*DO THIS*. Reproduce, unchanged, the lines of the records from the first line up to and including the line that contains "colorbar-tick-label: 40 —".
# PROVIDED INFORMATION start
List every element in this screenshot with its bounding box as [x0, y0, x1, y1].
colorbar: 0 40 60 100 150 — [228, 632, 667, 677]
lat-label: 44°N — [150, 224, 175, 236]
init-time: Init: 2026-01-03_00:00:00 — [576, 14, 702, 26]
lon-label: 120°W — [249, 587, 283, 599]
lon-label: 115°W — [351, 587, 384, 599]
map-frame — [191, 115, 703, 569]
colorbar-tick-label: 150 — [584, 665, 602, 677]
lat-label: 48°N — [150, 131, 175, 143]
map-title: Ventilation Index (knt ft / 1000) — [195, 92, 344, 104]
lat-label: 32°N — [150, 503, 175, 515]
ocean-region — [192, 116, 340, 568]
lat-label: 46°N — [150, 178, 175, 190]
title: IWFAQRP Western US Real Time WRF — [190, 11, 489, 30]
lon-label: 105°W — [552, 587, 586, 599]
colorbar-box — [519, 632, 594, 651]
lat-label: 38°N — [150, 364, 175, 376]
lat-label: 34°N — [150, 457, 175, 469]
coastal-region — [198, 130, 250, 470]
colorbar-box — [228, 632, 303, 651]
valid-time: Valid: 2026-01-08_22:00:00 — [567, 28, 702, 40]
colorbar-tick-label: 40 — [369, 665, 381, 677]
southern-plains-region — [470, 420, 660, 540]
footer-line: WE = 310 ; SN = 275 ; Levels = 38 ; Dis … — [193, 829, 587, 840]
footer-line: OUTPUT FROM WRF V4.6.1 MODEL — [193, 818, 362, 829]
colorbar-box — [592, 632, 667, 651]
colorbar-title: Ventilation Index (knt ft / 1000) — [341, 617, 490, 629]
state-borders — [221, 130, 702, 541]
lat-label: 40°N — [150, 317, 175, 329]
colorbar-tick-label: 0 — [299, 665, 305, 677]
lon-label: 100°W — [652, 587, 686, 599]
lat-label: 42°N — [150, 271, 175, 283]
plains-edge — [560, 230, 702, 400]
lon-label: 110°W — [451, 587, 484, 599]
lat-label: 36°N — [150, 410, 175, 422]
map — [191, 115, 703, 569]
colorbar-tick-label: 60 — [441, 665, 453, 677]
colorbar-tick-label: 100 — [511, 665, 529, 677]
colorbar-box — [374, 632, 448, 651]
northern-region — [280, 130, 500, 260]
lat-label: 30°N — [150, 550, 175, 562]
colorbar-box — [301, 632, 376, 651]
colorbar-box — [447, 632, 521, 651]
# PROVIDED INFORMATION end
*RESULT FOR THIS EXERCISE*.
List every element in this screenshot with its bounding box as [x0, y0, x1, y1].
colorbar: 0 40 60 100 150 — [228, 632, 667, 677]
lat-label: 44°N — [150, 224, 175, 236]
init-time: Init: 2026-01-03_00:00:00 — [576, 14, 702, 26]
lon-label: 120°W — [249, 587, 283, 599]
lon-label: 115°W — [351, 587, 384, 599]
map-frame — [191, 115, 703, 569]
colorbar-tick-label: 150 — [584, 665, 602, 677]
lat-label: 48°N — [150, 131, 175, 143]
map-title: Ventilation Index (knt ft / 1000) — [195, 92, 344, 104]
lat-label: 32°N — [150, 503, 175, 515]
ocean-region — [192, 116, 340, 568]
lat-label: 46°N — [150, 178, 175, 190]
title: IWFAQRP Western US Real Time WRF — [190, 11, 489, 30]
lon-label: 105°W — [552, 587, 586, 599]
colorbar-box — [519, 632, 594, 651]
lat-label: 38°N — [150, 364, 175, 376]
lat-label: 34°N — [150, 457, 175, 469]
coastal-region — [198, 130, 250, 470]
colorbar-box — [228, 632, 303, 651]
valid-time: Valid: 2026-01-08_22:00:00 — [567, 28, 702, 40]
colorbar-tick-label: 40 — [369, 665, 381, 677]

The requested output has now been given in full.